[DIRECTIONS FOR THIS TASK]:
Every line that contains the word "Download" should be copied.

[Data extracted from a collection]
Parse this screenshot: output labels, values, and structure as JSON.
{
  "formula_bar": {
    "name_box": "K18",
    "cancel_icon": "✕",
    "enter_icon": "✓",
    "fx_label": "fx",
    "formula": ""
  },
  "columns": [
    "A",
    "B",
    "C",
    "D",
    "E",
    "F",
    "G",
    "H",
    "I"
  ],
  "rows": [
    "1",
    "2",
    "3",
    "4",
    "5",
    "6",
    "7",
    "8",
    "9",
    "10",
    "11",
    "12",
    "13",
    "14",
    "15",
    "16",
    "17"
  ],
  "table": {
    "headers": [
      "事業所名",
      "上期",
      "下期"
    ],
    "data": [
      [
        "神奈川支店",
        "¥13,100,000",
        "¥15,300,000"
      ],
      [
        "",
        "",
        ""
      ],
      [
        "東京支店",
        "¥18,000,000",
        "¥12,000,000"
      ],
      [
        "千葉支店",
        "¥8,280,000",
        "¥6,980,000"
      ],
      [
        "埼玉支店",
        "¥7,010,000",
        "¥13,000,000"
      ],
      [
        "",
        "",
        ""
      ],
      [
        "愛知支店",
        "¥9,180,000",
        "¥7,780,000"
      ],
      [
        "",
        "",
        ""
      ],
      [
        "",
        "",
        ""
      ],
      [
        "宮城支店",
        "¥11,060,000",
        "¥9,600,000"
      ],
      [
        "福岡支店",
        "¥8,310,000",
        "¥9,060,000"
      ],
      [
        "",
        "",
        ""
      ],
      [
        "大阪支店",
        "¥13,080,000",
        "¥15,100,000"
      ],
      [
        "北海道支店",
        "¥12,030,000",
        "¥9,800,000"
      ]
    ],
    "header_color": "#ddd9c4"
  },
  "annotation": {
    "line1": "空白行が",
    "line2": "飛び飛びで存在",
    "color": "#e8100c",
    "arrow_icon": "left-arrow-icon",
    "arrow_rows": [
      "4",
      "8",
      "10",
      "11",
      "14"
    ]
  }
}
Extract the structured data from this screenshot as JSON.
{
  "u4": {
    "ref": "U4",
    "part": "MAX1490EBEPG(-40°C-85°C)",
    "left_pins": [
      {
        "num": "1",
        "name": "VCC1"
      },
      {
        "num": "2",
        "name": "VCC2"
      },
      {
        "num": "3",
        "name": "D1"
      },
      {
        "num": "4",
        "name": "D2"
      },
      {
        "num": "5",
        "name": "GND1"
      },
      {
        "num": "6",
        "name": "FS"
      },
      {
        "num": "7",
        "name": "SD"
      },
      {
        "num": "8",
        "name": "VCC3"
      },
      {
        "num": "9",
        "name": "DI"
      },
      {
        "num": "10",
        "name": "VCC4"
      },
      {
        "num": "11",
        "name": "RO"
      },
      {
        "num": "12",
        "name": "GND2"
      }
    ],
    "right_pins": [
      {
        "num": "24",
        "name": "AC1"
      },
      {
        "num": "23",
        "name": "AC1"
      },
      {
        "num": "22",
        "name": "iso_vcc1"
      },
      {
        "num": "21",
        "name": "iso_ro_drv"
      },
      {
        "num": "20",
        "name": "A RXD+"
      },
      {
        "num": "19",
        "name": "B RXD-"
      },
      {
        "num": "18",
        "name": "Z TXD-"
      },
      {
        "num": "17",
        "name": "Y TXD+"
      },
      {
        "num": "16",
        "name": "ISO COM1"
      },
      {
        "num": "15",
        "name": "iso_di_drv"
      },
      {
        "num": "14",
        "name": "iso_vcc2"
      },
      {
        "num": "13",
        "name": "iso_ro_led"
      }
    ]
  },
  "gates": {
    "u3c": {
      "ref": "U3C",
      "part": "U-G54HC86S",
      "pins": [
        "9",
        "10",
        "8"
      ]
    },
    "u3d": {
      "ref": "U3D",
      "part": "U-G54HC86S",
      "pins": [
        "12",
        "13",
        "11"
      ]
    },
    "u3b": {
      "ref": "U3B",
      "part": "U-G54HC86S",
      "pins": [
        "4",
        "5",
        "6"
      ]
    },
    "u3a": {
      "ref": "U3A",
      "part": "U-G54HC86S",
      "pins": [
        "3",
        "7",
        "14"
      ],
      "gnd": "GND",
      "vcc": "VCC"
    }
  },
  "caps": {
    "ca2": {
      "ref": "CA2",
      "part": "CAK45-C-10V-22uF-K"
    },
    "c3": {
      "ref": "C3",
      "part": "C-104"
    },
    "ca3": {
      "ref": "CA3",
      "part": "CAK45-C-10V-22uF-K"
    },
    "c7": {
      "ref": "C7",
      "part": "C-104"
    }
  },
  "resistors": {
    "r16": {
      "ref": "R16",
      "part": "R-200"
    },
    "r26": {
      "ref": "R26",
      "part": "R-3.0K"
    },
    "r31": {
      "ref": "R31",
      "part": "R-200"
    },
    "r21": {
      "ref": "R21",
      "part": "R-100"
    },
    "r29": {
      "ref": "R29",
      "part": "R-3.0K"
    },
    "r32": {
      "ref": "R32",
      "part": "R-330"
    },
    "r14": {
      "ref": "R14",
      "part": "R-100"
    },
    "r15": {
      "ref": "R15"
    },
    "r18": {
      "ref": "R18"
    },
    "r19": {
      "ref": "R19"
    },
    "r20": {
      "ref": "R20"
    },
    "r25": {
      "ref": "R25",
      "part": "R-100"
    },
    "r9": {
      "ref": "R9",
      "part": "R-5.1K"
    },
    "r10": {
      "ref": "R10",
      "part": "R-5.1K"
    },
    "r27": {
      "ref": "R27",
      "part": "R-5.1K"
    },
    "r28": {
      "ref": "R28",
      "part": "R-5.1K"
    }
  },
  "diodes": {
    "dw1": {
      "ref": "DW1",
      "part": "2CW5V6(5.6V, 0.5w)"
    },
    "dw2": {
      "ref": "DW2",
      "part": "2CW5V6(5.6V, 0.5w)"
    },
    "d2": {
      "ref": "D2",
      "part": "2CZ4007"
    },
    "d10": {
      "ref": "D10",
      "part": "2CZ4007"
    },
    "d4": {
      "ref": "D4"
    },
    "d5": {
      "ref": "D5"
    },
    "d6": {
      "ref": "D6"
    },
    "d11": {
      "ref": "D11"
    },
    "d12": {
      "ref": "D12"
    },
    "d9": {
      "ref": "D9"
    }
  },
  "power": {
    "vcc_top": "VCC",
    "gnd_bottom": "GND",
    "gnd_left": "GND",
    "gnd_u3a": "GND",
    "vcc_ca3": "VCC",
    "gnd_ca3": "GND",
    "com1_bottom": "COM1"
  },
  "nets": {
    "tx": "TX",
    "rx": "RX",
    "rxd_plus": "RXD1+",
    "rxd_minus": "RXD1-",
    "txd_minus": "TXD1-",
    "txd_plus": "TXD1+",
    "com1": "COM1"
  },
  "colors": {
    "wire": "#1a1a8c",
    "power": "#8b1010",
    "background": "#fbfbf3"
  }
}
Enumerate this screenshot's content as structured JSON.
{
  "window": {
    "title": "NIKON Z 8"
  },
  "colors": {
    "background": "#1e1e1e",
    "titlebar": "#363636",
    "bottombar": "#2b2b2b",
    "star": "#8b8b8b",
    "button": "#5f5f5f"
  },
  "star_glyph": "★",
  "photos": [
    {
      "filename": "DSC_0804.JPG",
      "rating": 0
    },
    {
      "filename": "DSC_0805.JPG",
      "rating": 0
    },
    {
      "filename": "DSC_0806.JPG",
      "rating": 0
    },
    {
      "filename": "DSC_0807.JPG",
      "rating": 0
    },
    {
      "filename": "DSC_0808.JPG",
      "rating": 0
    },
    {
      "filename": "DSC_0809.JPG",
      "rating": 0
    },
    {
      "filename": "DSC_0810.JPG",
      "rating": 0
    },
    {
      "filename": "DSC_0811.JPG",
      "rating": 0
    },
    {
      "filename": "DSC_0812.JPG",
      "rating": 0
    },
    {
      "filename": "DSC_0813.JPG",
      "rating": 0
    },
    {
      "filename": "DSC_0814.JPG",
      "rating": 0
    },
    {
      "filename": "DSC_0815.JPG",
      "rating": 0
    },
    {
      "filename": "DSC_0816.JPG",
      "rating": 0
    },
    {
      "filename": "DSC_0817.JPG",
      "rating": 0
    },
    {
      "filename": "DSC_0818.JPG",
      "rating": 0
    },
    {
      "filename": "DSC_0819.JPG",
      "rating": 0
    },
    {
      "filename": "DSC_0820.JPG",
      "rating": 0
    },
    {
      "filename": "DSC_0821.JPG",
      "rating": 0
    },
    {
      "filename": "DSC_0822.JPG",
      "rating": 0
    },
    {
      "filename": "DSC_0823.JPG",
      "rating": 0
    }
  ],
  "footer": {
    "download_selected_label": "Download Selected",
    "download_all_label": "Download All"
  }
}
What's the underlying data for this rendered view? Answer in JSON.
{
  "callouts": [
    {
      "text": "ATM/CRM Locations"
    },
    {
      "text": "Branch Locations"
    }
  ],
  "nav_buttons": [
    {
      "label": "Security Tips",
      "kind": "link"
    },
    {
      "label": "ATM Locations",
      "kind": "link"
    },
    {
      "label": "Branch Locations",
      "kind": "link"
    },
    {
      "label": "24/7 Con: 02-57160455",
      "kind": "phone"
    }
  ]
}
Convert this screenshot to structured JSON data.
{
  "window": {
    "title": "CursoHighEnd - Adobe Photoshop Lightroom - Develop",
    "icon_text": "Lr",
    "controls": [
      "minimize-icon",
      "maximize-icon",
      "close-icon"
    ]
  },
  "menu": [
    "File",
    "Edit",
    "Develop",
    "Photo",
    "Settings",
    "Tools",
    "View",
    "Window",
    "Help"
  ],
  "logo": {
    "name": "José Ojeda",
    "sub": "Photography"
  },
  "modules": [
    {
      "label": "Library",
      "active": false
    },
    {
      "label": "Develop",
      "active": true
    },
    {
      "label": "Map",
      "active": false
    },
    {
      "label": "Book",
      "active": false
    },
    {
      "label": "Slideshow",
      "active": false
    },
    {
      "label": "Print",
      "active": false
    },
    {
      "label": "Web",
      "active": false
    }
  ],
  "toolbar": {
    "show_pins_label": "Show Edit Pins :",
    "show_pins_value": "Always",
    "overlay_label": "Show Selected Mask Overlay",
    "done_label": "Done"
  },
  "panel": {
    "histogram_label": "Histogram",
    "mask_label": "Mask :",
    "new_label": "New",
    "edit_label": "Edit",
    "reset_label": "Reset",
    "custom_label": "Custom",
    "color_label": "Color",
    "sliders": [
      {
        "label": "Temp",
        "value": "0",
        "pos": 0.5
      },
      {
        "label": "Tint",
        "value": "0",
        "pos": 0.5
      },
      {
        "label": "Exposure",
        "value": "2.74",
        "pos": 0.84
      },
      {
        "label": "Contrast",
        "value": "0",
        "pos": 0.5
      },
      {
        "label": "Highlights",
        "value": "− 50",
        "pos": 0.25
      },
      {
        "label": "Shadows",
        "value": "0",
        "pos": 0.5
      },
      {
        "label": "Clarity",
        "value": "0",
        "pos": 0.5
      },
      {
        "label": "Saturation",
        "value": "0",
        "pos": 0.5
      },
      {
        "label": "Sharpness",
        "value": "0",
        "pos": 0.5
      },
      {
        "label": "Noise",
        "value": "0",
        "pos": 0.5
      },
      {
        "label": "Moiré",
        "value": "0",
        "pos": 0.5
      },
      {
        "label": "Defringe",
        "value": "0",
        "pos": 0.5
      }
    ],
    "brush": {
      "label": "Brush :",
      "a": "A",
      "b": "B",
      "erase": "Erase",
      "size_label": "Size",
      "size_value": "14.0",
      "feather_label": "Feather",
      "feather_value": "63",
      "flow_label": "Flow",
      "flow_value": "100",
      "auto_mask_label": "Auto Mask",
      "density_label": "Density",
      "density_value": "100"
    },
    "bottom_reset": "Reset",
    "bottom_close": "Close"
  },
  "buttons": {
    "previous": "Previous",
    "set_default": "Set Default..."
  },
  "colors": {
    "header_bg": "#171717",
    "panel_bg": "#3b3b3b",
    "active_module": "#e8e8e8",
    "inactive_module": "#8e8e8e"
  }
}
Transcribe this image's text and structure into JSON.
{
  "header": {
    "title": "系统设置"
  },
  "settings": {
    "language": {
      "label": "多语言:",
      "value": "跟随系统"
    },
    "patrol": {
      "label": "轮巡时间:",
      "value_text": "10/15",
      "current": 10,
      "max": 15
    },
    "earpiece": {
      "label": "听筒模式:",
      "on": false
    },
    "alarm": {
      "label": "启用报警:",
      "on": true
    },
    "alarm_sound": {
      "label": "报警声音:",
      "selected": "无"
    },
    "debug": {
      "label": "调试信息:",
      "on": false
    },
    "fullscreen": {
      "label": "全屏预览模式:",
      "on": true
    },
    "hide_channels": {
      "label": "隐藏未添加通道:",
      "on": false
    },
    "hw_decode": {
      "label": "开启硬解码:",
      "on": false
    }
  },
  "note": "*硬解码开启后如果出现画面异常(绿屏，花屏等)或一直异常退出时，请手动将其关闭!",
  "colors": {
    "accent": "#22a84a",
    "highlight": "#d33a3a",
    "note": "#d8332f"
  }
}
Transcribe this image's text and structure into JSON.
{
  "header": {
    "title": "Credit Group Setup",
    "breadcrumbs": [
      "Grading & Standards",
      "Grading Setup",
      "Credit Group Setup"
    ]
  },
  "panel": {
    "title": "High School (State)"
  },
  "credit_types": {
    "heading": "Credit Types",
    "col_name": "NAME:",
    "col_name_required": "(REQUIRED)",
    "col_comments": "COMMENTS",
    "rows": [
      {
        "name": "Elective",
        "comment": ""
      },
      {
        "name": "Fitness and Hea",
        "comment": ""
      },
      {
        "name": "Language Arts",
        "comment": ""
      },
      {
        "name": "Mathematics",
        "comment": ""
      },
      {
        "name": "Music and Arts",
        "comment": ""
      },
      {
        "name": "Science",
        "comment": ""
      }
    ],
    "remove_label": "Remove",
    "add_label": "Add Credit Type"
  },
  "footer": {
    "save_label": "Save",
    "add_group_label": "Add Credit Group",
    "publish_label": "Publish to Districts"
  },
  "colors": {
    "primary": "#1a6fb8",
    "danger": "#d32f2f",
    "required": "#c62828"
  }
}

[EXPECTED OUTPUT]:
    "download_selected_label": "Download Selected",
    "download_all_label": "Download All"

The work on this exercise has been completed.